■ **Your task**:
Leave out every picture, then transcribe the rest of the listing exactly.

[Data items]
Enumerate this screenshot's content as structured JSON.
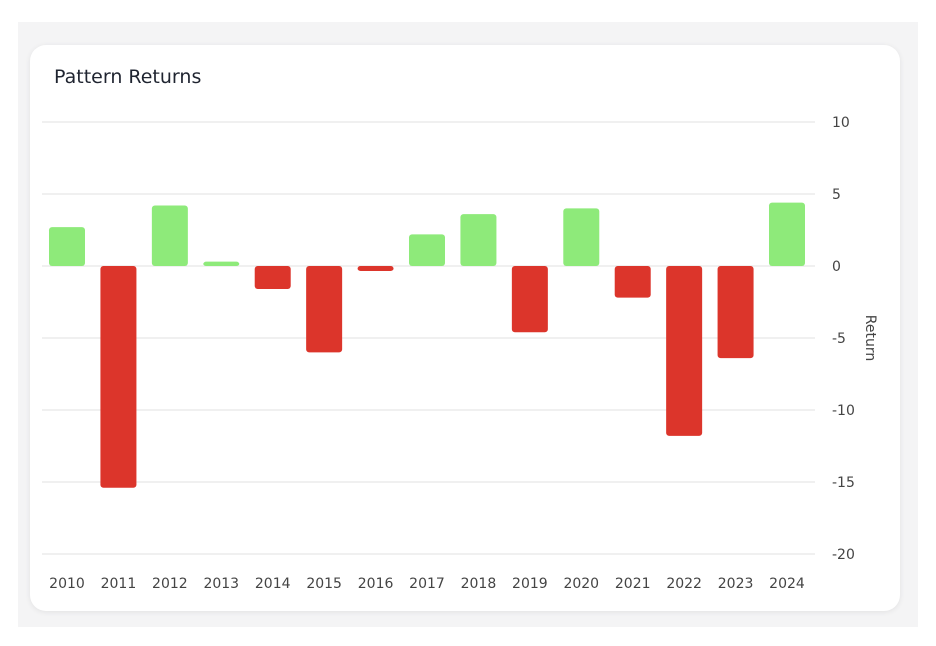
{
  "chart_data": {
    "type": "bar",
    "title": "Pattern Returns",
    "xlabel": "",
    "ylabel": "Return",
    "ylim": [
      -20,
      10
    ],
    "yticks": [
      10,
      5,
      0,
      -5,
      -10,
      -15,
      -20
    ],
    "grid": true,
    "legend": "none",
    "categories": [
      "2010",
      "2011",
      "2012",
      "2013",
      "2014",
      "2015",
      "2016",
      "2017",
      "2018",
      "2019",
      "2020",
      "2021",
      "2022",
      "2023",
      "2024"
    ],
    "values": [
      2.7,
      -15.4,
      4.2,
      0.3,
      -1.6,
      -6.0,
      -0.35,
      2.2,
      3.6,
      -4.6,
      4.0,
      -2.2,
      -11.8,
      -6.4,
      4.4
    ],
    "colors": {
      "positive": "#8eea7a",
      "negative": "#dc352b",
      "grid": "#e8e8e8"
    }
  }
}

■ **Result of the task**:
Enumerate this screenshot's content as structured JSON.
{
  "chart_data": {
    "type": "bar",
    "title": "Pattern Returns",
    "xlabel": "",
    "ylabel": "Return",
    "ylim": [
      -20,
      10
    ],
    "yticks": [
      10,
      5,
      0,
      -5,
      -10,
      -15,
      -20
    ],
    "grid": true,
    "legend": "none",
    "categories": [
      "2010",
      "2011",
      "2012",
      "2013",
      "2014",
      "2015",
      "2016",
      "2017",
      "2018",
      "2019",
      "2020",
      "2021",
      "2022",
      "2023",
      "2024"
    ],
    "values": [
      2.7,
      -15.4,
      4.2,
      0.3,
      -1.6,
      -6.0,
      -0.35,
      2.2,
      3.6,
      -4.6,
      4.0,
      -2.2,
      -11.8,
      -6.4,
      4.4
    ],
    "colors": {
      "positive": "#8eea7a",
      "negative": "#dc352b",
      "grid": "#e8e8e8"
    }
  }
}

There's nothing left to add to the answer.